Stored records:

━━━━━━━━━━━━━━━━━━━━

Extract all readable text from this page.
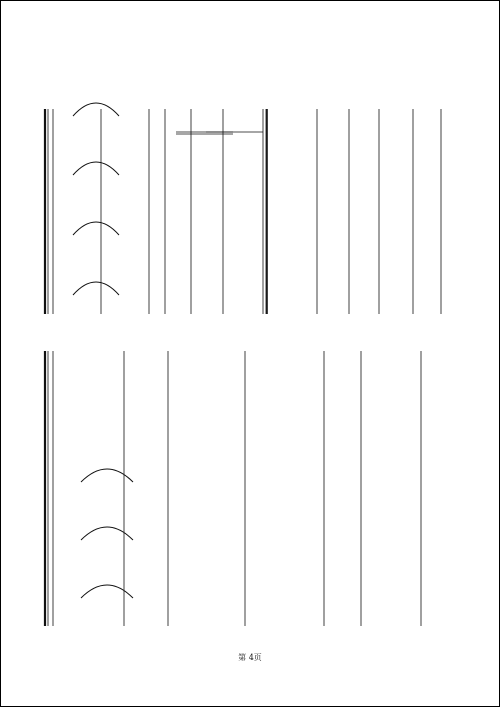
第 4页
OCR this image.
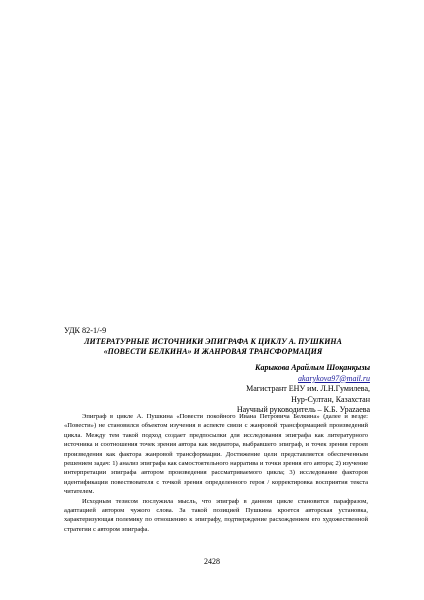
УДК 82-1/-9
ЛИТЕРАТУРНЫЕ ИСТОЧНИКИ ЭПИГРАФА К ЦИКЛУ А. ПУШКИНА
«ПОВЕСТИ БЕЛКИНА» И ЖАНРОВАЯ ТРАНСФОРМАЦИЯ
Карыкова Арайлым Шоқанқызы
akarykova97@mail.ru
Магистрант ЕНУ им. Л.Н.Гумилева,
Нур-Султан, Казахстан
Научный руководитель – К.Б. Урazаева

Эпиграф в цикле А. Пушкина «Повести покойного Ивана Петровича Белкина» (далее и везде: «Повести») не становился объектом изучения в аспекте связи с жанровой трансформацией произведений цикла. Между тем такой подход создает предпосылки для исследования эпиграфа как литературного источника и соотношения точек зрения автора как медиатора, выбравшего эпиграф, и точек зрения героев произведения как фактора жанровой трансформации. Достижение цели представляется обеспеченным решением задач: 1) анализ эпиграфа как самостоятельного нарратива и точки зрения его автора; 2) изучение интерпретации эпиграфа автором произведения рассматриваемого цикла; 3) исследование факторов идентификации повествователя с точкой зрения определенного героя / корректировка восприятия текста читателем.

Исходным тезисом послужила мысль, что эпиграф в данном цикле становится парафразом, адаптацией автором чужого слова. За такой позицией Пушкина кроется авторская установка, характеризующая полемику по отношению к эпиграфу, подтверждение расхождением его художественной стратегии с автором эпиграфа.

2428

━━━━━━━━━━━━━━━━━━━━

**What is expected**
Repeat exactly the lines in the entries from the one containing "OCR this image." to the final line, inclusive, and nothing beyond them; skip pictures.

**Task output**
OCR this image.
УДК 82-1/-9
ЛИТЕРАТУРНЫЕ ИСТОЧНИКИ ЭПИГРАФА К ЦИКЛУ А. ПУШКИНА
«ПОВЕСТИ БЕЛКИНА» И ЖАНРОВАЯ ТРАНСФОРМАЦИЯ
Карыкова Арайлым Шоқанқызы
akarykova97@mail.ru
Магистрант ЕНУ им. Л.Н.Гумилева,
Нур-Султан, Казахстан
Научный руководитель – К.Б. Урazаева

Эпиграф в цикле А. Пушкина «Повести покойного Ивана Петровича Белкина» (далее и везде: «Повести») не становился объектом изучения в аспекте связи с жанровой трансформацией произведений цикла. Между тем такой подход создает предпосылки для исследования эпиграфа как литературного источника и соотношения точек зрения автора как медиатора, выбравшего эпиграф, и точек зрения героев произведения как фактора жанровой трансформации. Достижение цели представляется обеспеченным решением задач: 1) анализ эпиграфа как самостоятельного нарратива и точки зрения его автора; 2) изучение интерпретации эпиграфа автором произведения рассматриваемого цикла; 3) исследование факторов идентификации повествователя с точкой зрения определенного героя / корректировка восприятия текста читателем.

Исходным тезисом послужила мысль, что эпиграф в данном цикле становится парафразом, адаптацией автором чужого слова. За такой позицией Пушкина кроется авторская установка, характеризующая полемику по отношению к эпиграфу, подтверждение расхождением его художественной стратегии с автором эпиграфа.

2428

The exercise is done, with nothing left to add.